## Begin
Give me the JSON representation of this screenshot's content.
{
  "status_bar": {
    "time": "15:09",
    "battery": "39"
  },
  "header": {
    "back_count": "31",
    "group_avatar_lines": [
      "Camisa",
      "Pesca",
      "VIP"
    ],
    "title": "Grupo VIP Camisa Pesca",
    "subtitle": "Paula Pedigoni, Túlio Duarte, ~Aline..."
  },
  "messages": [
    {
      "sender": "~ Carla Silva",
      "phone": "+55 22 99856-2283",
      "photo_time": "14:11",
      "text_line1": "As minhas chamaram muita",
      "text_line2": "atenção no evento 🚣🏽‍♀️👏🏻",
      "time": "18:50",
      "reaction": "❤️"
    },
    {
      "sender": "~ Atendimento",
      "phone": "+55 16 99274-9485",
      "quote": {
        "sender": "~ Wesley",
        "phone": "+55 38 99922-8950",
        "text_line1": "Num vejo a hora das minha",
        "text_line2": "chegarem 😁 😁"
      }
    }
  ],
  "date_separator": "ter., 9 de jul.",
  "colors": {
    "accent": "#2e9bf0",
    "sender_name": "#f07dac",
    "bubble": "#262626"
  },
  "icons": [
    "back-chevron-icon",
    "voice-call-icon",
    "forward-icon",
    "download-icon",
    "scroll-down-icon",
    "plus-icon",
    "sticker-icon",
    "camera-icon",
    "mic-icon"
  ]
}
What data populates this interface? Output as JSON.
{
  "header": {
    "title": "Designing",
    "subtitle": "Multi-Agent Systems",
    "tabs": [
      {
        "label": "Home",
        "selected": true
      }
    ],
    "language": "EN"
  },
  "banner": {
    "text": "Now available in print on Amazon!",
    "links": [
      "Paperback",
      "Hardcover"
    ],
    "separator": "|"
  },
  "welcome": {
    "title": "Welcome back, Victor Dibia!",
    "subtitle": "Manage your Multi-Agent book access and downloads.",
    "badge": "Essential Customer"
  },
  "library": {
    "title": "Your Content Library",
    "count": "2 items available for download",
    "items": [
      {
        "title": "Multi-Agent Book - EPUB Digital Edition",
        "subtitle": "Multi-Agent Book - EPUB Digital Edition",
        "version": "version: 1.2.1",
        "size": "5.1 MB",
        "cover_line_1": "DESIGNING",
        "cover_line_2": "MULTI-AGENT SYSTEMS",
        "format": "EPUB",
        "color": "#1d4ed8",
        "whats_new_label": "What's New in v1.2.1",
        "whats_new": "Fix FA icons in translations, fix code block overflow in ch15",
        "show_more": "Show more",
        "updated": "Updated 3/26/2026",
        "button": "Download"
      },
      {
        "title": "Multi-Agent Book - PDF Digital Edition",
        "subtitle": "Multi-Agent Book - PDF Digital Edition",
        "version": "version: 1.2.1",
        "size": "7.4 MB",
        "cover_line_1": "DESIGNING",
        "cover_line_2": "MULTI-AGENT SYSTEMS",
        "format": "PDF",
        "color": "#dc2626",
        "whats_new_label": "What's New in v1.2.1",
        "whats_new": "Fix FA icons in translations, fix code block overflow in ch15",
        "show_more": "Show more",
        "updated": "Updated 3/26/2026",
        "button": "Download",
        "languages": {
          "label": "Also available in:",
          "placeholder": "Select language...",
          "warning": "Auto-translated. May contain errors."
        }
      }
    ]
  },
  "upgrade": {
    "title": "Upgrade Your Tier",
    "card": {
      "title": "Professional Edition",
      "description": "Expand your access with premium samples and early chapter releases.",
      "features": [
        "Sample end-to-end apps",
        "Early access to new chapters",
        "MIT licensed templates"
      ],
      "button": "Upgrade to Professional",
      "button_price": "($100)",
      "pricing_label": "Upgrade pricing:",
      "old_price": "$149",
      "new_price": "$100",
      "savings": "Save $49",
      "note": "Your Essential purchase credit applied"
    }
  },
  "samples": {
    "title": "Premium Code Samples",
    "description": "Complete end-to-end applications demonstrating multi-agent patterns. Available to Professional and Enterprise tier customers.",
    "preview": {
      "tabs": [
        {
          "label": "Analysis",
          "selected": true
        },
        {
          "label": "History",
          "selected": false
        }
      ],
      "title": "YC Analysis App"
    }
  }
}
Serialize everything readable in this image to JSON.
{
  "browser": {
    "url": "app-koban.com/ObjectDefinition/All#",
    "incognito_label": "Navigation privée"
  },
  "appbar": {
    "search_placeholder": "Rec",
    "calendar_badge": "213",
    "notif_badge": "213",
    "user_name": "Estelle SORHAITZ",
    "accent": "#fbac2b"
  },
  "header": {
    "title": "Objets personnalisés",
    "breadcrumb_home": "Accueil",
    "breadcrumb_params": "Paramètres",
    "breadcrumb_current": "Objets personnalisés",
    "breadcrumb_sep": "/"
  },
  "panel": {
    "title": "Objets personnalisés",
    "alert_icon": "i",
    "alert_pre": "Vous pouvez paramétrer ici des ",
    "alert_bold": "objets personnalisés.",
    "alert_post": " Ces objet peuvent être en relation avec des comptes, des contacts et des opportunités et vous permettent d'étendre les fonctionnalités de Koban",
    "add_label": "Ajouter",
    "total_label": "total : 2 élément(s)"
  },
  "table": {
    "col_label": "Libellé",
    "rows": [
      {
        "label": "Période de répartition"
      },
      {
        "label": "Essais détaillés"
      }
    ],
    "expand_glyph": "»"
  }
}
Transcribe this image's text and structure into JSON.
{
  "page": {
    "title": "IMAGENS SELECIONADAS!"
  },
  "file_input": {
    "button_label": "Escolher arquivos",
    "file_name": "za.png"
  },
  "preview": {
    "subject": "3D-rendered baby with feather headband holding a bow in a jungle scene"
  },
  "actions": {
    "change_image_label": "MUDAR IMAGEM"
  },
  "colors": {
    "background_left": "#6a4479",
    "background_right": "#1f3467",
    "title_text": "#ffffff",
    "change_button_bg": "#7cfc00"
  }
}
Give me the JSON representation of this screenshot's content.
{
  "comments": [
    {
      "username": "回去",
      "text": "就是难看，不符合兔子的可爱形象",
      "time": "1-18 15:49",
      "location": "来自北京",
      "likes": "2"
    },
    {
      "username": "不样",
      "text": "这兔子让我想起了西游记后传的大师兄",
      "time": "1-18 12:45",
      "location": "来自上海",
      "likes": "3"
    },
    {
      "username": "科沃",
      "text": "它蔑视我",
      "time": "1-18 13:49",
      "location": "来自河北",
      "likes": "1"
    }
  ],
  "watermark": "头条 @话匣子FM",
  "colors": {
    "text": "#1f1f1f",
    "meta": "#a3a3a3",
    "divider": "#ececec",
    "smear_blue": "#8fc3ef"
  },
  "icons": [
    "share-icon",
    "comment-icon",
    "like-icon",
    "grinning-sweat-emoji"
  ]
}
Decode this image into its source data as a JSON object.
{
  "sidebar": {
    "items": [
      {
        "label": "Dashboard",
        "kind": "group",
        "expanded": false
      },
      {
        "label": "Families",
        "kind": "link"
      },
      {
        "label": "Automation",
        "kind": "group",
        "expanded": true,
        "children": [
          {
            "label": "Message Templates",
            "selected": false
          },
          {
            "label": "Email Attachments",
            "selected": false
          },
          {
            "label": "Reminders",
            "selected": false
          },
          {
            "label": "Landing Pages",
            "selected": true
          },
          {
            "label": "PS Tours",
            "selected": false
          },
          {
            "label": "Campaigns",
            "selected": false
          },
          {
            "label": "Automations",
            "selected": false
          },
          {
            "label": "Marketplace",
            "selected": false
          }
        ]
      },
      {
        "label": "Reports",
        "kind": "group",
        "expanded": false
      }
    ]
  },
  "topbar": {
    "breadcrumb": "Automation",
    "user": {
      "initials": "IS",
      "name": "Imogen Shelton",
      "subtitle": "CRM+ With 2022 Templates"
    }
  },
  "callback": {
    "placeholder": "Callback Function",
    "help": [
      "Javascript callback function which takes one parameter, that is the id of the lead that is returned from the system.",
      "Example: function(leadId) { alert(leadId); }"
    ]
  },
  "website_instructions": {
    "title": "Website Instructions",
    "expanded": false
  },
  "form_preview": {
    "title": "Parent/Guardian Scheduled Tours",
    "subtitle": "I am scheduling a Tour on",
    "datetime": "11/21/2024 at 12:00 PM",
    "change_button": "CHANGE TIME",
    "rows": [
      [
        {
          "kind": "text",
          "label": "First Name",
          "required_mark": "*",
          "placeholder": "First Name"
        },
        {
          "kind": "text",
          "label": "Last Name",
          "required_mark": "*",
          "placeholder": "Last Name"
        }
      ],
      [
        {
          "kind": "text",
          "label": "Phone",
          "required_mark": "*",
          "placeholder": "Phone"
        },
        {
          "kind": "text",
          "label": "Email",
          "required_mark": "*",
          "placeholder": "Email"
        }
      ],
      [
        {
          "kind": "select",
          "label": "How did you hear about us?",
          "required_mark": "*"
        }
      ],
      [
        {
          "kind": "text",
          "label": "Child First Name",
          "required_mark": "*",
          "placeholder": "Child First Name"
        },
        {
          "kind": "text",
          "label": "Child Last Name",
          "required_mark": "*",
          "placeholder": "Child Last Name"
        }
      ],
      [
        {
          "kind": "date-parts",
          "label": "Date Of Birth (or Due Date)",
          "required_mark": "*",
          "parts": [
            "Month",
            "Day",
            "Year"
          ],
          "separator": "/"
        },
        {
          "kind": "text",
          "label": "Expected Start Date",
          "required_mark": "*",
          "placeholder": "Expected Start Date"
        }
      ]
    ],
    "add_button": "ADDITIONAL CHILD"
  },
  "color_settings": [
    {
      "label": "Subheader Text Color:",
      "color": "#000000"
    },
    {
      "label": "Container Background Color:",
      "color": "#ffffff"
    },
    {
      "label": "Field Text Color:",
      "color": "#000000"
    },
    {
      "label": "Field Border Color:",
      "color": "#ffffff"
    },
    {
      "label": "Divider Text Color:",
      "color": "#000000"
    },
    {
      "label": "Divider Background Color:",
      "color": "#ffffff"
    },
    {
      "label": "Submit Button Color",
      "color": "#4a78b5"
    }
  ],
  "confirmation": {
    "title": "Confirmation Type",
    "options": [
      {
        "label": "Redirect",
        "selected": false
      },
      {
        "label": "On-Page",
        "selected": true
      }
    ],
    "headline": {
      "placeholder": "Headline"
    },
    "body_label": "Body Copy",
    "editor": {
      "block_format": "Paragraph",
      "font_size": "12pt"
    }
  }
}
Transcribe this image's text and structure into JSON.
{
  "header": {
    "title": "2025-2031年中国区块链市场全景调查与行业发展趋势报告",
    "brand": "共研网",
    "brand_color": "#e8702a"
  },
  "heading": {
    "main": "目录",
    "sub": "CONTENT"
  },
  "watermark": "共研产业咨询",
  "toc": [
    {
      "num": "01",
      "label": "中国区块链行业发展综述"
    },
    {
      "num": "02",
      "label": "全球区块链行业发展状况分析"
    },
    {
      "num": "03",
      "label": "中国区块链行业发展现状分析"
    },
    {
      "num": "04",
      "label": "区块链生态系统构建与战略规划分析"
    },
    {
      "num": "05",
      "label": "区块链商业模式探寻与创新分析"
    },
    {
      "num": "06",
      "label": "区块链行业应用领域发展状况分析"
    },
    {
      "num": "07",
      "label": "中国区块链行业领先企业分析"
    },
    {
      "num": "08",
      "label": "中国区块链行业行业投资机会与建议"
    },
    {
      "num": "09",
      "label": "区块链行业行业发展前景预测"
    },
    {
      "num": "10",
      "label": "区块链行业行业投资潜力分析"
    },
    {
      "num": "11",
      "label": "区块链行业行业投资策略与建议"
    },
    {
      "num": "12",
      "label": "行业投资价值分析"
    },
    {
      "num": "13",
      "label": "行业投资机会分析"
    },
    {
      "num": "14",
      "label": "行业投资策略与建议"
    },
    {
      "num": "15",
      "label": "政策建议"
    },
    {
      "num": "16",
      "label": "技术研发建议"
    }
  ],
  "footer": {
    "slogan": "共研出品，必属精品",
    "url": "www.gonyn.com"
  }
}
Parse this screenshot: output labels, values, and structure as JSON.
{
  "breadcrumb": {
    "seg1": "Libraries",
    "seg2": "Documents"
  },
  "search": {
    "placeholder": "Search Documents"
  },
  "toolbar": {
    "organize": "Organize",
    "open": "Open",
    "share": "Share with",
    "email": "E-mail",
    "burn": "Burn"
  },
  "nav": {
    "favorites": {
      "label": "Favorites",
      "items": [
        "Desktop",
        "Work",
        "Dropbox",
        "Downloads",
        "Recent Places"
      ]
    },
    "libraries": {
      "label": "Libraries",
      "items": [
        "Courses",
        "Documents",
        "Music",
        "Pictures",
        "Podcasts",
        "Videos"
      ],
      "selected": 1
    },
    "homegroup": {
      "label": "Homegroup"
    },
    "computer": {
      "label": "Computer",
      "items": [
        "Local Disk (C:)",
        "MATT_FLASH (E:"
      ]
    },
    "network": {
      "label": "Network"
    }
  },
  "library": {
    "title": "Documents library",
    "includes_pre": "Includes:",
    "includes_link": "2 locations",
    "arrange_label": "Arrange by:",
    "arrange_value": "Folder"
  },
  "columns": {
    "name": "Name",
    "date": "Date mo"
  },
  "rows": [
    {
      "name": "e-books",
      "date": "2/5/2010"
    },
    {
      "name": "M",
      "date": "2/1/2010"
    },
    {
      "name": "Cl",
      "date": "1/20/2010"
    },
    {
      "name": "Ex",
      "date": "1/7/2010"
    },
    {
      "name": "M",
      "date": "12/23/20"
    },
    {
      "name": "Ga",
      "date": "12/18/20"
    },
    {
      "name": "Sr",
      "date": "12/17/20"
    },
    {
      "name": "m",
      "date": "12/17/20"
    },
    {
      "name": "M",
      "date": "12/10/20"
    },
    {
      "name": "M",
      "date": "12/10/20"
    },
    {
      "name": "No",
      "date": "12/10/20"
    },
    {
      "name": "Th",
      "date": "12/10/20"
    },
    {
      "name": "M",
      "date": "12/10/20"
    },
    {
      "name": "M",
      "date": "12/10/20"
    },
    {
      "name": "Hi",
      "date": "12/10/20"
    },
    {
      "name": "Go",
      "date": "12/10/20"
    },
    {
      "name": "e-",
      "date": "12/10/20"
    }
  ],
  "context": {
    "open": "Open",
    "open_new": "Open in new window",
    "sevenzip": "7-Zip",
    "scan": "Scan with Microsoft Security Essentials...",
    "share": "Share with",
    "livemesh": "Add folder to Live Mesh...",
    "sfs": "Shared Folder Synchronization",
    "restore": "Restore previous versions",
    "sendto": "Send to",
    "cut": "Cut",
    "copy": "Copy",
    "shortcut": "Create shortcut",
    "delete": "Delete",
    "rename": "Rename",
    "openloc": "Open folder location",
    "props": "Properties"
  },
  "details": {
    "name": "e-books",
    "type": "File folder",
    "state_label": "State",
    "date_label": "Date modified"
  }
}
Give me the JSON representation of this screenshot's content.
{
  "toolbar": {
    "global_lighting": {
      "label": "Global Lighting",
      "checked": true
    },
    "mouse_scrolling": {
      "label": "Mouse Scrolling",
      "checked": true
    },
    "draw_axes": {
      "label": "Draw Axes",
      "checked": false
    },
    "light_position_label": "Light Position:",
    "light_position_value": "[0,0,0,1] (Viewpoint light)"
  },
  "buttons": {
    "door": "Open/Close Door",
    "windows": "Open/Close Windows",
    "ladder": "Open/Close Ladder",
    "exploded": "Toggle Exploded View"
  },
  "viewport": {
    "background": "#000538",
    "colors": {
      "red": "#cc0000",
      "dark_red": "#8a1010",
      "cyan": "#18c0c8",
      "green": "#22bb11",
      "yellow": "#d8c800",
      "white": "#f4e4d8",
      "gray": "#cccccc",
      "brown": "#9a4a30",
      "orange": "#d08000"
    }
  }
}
## End
TASK TO CARRY OUT: Which lines hold the word "Professional"? Copy each of them from the records.

ANSWER IN FULL:
      "title": "Professional Edition",
      "button": "Upgrade to Professional",
    "description": "Complete end-to-end applications demonstrating multi-agent patterns. Available to Professional and Enterprise tier customers.",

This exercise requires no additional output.